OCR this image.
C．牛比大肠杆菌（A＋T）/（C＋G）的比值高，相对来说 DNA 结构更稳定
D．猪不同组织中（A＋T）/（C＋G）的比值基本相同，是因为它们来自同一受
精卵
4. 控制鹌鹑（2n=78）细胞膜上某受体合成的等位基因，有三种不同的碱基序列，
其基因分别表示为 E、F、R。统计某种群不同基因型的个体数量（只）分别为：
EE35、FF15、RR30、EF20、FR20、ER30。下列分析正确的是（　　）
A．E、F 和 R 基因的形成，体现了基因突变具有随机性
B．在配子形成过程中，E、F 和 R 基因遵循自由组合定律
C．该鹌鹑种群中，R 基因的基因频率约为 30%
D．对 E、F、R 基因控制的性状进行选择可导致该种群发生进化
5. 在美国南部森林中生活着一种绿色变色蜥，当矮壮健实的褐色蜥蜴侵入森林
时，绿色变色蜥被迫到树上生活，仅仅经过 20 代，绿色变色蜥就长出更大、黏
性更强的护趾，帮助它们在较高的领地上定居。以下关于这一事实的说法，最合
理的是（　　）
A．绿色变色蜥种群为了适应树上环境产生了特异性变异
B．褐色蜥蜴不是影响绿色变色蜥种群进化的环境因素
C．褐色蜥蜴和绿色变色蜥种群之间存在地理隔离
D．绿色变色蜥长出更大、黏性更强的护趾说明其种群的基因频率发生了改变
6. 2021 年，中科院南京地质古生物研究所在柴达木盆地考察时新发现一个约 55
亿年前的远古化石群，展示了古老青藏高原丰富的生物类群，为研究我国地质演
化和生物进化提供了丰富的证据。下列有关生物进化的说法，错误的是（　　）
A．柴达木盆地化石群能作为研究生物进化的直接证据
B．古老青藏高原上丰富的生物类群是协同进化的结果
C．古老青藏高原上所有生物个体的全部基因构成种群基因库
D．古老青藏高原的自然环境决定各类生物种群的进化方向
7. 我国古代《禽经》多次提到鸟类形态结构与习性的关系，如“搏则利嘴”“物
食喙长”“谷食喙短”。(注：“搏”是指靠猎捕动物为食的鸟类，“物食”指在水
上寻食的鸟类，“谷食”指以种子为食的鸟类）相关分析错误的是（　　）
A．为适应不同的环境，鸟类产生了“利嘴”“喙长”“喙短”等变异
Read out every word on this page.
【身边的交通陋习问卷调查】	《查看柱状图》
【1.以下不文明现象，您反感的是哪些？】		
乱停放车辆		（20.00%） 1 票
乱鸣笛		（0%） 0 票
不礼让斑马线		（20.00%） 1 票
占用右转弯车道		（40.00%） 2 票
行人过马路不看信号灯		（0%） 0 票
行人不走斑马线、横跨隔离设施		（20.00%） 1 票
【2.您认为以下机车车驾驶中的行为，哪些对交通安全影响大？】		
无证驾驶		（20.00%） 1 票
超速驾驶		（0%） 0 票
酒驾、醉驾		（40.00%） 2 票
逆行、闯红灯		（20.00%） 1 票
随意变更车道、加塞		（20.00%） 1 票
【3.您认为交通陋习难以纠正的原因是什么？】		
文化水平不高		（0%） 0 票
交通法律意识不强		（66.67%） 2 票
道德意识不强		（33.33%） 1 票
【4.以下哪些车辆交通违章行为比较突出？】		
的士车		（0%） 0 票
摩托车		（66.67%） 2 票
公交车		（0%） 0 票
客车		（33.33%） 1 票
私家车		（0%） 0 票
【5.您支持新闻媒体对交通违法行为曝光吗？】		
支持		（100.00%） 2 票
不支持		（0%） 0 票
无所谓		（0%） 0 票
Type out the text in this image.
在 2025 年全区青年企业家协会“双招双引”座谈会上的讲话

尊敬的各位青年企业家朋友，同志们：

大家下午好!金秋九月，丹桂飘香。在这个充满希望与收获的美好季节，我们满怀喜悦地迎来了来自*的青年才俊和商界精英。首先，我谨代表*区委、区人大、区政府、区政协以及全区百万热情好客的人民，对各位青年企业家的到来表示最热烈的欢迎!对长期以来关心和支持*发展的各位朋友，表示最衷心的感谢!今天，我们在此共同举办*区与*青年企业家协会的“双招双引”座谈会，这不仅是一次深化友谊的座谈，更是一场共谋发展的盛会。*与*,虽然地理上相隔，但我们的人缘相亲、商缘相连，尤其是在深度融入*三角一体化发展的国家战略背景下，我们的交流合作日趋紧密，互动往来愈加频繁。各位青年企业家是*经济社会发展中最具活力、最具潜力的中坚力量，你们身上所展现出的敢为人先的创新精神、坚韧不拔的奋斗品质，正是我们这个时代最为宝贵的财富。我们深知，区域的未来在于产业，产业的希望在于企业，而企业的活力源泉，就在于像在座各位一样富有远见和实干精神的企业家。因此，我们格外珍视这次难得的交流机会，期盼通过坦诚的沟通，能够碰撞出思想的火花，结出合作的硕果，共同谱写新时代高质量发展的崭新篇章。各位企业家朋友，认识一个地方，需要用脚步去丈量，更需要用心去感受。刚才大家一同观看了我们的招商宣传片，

AIM OF THE TASK - Count the lines that include the word "image" and state the result as a bare number.

REPLY TO THE EXERCISE - 2